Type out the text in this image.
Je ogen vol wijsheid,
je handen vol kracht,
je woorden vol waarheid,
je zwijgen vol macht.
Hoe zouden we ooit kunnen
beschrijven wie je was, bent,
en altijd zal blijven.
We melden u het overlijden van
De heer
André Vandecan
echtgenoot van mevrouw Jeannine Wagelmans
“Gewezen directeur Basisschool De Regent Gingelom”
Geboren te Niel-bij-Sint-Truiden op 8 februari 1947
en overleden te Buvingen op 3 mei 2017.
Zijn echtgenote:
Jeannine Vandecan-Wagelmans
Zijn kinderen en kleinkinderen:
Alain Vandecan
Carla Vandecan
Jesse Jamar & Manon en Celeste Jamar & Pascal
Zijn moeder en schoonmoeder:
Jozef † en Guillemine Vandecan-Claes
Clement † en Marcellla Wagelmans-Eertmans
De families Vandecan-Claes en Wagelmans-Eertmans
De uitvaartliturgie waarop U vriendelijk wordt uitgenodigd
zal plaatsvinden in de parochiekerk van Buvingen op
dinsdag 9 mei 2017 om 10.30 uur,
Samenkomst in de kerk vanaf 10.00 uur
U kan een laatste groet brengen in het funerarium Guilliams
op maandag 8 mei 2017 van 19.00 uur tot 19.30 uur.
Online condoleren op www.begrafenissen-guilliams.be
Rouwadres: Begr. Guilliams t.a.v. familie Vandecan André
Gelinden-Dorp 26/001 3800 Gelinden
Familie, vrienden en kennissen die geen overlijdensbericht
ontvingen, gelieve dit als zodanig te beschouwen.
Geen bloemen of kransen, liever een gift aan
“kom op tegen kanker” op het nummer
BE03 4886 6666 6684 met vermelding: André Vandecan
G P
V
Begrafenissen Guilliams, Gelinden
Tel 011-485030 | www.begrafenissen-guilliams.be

+ + + +

• **Exercise details**: Word for word, write out all of the data above.

• **Correct result**:
Type out the text in this image.
Je ogen vol wijsheid,
je handen vol kracht,
je woorden vol waarheid,
je zwijgen vol macht.
Hoe zouden we ooit kunnen
beschrijven wie je was, bent,
en altijd zal blijven.
We melden u het overlijden van
De heer
André Vandecan
echtgenoot van mevrouw Jeannine Wagelmans
“Gewezen directeur Basisschool De Regent Gingelom”
Geboren te Niel-bij-Sint-Truiden op 8 februari 1947
en overleden te Buvingen op 3 mei 2017.
Zijn echtgenote:
Jeannine Vandecan-Wagelmans
Zijn kinderen en kleinkinderen:
Alain Vandecan
Carla Vandecan
Jesse Jamar & Manon en Celeste Jamar & Pascal
Zijn moeder en schoonmoeder:
Jozef † en Guillemine Vandecan-Claes
Clement † en Marcellla Wagelmans-Eertmans
De families Vandecan-Claes en Wagelmans-Eertmans
De uitvaartliturgie waarop U vriendelijk wordt uitgenodigd
zal plaatsvinden in de parochiekerk van Buvingen op
dinsdag 9 mei 2017 om 10.30 uur,
Samenkomst in de kerk vanaf 10.00 uur
U kan een laatste groet brengen in het funerarium Guilliams
op maandag 8 mei 2017 van 19.00 uur tot 19.30 uur.
Online condoleren op www.begrafenissen-guilliams.be
Rouwadres: Begr. Guilliams t.a.v. familie Vandecan André
Gelinden-Dorp 26/001 3800 Gelinden
Familie, vrienden en kennissen die geen overlijdensbericht
ontvingen, gelieve dit als zodanig te beschouwen.
Geen bloemen of kransen, liever een gift aan
“kom op tegen kanker” op het nummer
BE03 4886 6666 6684 met vermelding: André Vandecan
G P
V
Begrafenissen Guilliams, Gelinden
Tel 011-485030 | www.begrafenissen-guilliams.be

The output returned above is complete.